• Brief: Beneath this task is a listing. State how many of its lines include the string "Insert", giving nothing but the number.
— START Material for this task —
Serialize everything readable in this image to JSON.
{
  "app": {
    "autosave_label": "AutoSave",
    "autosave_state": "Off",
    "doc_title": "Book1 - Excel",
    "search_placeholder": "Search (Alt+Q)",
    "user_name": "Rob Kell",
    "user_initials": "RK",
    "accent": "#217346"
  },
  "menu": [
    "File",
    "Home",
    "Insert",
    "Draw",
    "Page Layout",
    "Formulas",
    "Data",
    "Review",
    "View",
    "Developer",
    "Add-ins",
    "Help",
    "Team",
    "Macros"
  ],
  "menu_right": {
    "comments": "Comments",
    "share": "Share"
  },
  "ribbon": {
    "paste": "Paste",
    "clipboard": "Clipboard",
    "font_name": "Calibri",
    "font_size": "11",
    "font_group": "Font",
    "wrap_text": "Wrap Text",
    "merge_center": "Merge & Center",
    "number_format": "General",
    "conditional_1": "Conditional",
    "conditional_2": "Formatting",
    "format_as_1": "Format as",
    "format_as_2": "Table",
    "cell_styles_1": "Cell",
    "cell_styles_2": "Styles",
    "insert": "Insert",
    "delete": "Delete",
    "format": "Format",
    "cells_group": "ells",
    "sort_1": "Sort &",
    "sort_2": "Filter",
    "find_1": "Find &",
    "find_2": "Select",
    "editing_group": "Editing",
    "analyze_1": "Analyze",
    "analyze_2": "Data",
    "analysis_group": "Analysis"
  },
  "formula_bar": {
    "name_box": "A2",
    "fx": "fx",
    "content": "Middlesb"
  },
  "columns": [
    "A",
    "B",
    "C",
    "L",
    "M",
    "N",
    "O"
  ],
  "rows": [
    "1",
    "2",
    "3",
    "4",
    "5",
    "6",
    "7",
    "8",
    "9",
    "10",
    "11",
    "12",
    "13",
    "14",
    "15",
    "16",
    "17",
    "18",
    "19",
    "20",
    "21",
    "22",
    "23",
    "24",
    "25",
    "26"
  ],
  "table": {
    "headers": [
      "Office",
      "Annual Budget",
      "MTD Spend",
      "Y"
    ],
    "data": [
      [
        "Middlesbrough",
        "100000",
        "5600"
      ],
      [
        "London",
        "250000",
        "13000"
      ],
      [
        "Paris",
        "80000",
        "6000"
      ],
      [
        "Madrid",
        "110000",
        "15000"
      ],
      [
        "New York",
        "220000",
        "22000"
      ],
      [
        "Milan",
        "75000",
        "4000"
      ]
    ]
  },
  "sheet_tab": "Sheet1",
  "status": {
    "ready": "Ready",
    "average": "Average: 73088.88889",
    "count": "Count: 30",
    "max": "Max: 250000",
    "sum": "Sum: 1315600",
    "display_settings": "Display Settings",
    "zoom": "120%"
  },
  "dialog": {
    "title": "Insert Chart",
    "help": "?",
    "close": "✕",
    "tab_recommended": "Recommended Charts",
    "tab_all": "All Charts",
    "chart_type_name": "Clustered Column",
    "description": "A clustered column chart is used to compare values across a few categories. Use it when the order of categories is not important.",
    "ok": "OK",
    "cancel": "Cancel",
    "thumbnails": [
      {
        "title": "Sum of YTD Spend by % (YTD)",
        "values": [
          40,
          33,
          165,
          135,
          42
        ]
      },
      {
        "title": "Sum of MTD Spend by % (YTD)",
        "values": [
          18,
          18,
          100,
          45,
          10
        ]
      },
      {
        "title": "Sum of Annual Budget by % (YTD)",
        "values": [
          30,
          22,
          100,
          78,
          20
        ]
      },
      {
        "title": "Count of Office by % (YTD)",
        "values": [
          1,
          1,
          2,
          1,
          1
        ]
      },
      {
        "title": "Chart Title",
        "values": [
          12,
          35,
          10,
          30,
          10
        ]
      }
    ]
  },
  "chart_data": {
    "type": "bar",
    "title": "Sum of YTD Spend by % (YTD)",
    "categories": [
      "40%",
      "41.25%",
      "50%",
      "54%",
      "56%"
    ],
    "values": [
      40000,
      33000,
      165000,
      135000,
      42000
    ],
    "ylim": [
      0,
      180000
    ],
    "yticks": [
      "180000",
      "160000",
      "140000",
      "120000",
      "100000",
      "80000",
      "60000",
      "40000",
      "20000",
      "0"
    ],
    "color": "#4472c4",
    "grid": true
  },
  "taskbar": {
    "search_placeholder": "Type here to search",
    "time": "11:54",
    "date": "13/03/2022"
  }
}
— END Material for this task —
— START Material for this task —
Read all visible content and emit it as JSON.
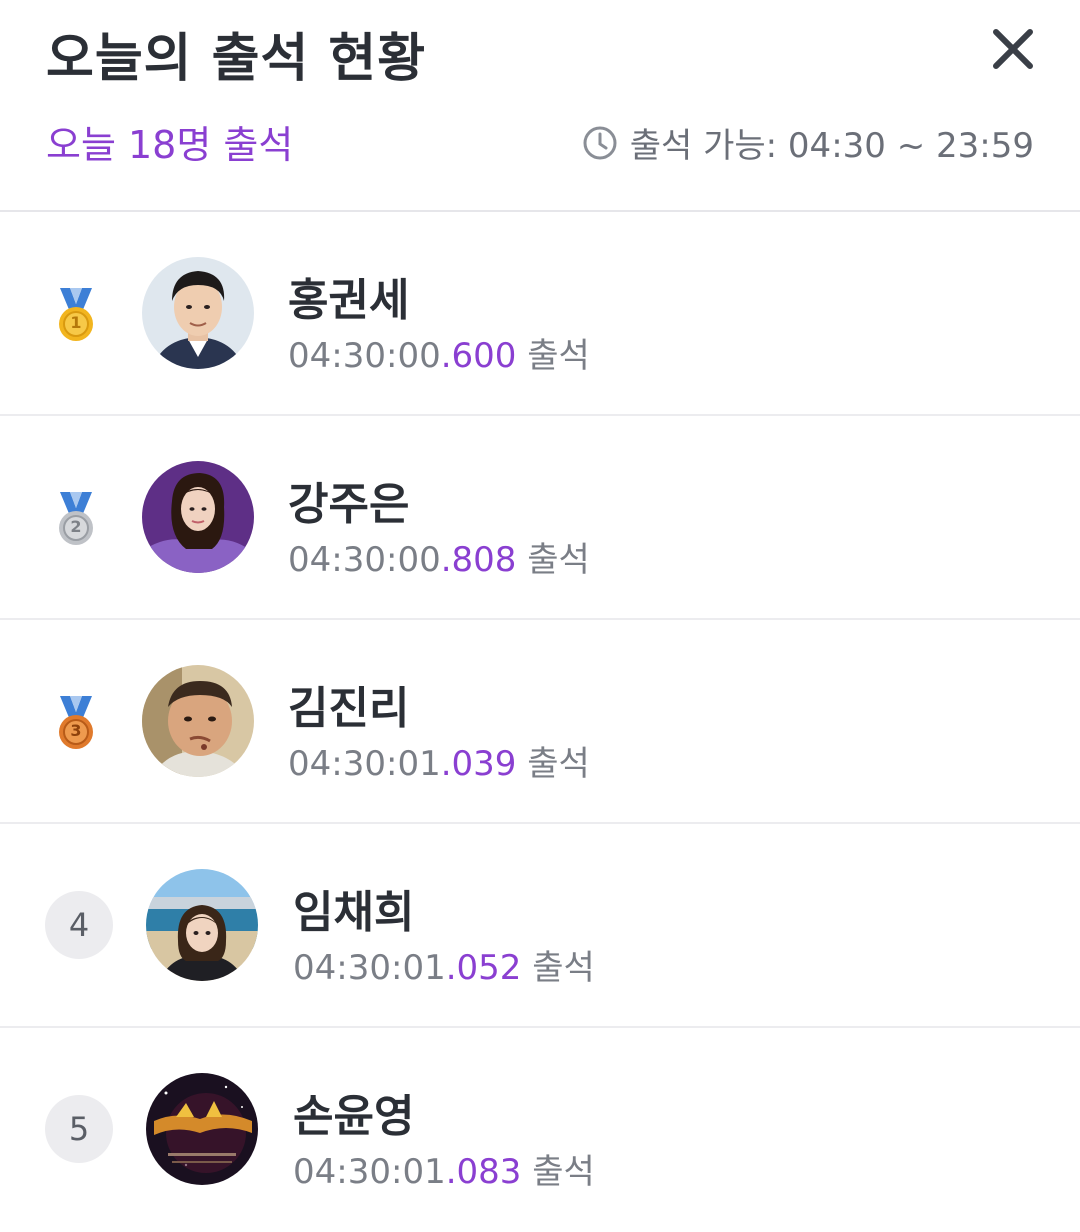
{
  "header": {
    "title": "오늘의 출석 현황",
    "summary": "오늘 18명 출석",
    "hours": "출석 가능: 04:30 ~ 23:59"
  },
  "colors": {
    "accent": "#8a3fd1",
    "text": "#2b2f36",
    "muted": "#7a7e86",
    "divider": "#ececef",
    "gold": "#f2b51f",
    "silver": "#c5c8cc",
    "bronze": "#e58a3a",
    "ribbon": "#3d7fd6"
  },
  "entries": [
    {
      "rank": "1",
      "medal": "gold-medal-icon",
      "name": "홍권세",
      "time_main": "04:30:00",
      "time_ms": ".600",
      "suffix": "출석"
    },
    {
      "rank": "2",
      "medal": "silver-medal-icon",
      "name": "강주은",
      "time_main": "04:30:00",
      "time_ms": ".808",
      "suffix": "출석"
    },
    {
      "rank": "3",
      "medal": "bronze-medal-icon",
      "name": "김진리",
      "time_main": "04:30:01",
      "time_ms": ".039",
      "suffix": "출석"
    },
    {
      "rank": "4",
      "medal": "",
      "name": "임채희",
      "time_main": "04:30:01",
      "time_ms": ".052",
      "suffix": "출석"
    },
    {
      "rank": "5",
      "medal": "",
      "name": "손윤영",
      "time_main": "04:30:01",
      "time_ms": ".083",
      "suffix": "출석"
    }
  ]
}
— END Material for this task —
— START Material for this task —
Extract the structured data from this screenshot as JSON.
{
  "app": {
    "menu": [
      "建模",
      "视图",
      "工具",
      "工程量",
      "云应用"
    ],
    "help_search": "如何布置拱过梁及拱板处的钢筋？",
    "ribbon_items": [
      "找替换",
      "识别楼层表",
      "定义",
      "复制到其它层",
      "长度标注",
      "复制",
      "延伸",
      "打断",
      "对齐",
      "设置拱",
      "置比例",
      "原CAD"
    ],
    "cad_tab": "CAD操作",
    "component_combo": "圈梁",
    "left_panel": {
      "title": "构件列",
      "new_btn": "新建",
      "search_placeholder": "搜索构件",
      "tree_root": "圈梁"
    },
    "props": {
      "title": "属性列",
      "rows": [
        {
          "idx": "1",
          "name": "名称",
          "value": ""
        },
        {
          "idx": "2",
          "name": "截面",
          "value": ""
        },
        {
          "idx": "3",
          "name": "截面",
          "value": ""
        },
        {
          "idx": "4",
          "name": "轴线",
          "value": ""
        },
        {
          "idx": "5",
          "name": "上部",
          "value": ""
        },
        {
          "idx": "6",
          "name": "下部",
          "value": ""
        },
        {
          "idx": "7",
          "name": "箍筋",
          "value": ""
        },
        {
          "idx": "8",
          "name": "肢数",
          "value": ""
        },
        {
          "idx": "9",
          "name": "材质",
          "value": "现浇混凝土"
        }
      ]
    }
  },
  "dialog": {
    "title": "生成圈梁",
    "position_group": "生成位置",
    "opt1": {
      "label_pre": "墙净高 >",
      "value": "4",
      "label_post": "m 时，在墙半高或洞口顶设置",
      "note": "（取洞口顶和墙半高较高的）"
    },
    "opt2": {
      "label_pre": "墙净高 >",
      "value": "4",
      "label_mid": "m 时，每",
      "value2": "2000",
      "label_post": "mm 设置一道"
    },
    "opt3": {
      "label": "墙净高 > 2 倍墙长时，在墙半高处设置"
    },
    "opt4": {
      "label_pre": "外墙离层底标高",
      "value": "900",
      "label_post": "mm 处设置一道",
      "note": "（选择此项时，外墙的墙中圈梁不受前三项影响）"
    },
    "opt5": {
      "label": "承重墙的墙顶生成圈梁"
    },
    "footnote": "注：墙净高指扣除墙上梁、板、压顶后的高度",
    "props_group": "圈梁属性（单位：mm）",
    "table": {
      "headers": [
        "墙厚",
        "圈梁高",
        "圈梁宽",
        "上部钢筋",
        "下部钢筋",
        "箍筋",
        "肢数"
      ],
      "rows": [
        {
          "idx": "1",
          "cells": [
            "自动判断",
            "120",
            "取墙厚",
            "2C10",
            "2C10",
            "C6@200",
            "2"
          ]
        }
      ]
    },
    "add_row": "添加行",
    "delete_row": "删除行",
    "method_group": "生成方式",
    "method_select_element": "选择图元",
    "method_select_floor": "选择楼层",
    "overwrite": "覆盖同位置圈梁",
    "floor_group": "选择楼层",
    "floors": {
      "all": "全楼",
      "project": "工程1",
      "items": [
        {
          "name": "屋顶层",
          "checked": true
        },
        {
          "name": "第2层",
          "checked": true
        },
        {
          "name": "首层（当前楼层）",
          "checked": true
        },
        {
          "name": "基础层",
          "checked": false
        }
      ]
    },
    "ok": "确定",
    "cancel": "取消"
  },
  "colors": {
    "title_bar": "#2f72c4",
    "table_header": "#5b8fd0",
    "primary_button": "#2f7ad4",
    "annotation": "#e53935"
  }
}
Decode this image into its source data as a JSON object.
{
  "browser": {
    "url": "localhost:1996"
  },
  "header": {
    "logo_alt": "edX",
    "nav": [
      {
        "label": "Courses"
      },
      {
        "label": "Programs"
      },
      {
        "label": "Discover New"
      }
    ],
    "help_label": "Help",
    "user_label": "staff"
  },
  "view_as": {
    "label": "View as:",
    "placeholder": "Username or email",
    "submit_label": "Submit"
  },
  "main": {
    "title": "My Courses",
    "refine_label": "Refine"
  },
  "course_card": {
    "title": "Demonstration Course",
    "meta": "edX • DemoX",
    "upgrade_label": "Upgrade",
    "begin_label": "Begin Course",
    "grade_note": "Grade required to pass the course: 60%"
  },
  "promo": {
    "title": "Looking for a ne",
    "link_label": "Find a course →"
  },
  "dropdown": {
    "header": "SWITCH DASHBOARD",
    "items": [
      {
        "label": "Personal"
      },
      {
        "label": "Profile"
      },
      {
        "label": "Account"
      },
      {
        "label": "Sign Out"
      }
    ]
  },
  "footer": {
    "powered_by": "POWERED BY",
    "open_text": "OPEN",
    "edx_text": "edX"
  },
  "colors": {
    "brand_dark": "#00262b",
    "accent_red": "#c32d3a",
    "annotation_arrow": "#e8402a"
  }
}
— END Material for this task —
• Completed exercise: 3